- EXERCISE DIRECTIONS
Count every line of the listing where the string "gear" occurs, and reply with the count alone.

- GIVEN RECORDS
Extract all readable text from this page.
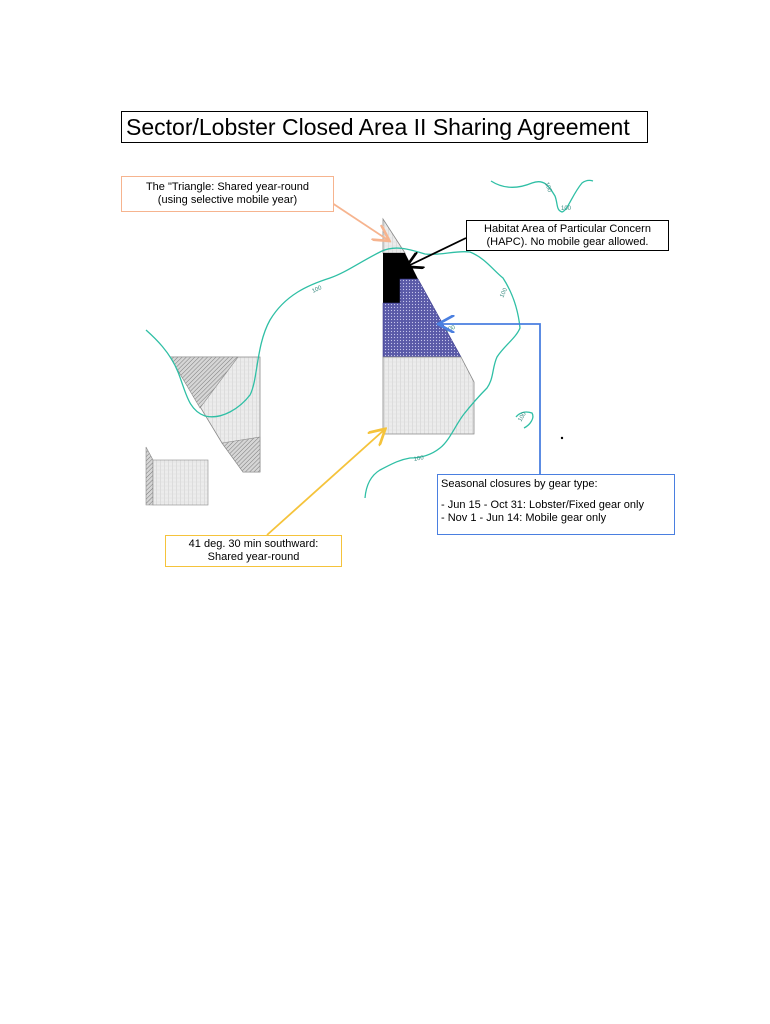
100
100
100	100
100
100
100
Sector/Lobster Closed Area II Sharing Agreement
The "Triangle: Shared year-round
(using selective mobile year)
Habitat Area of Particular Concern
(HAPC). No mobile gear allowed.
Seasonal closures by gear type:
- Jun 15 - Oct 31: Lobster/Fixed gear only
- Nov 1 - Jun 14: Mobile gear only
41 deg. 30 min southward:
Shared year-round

- OUTPUT FOR THIS EXERCISE
4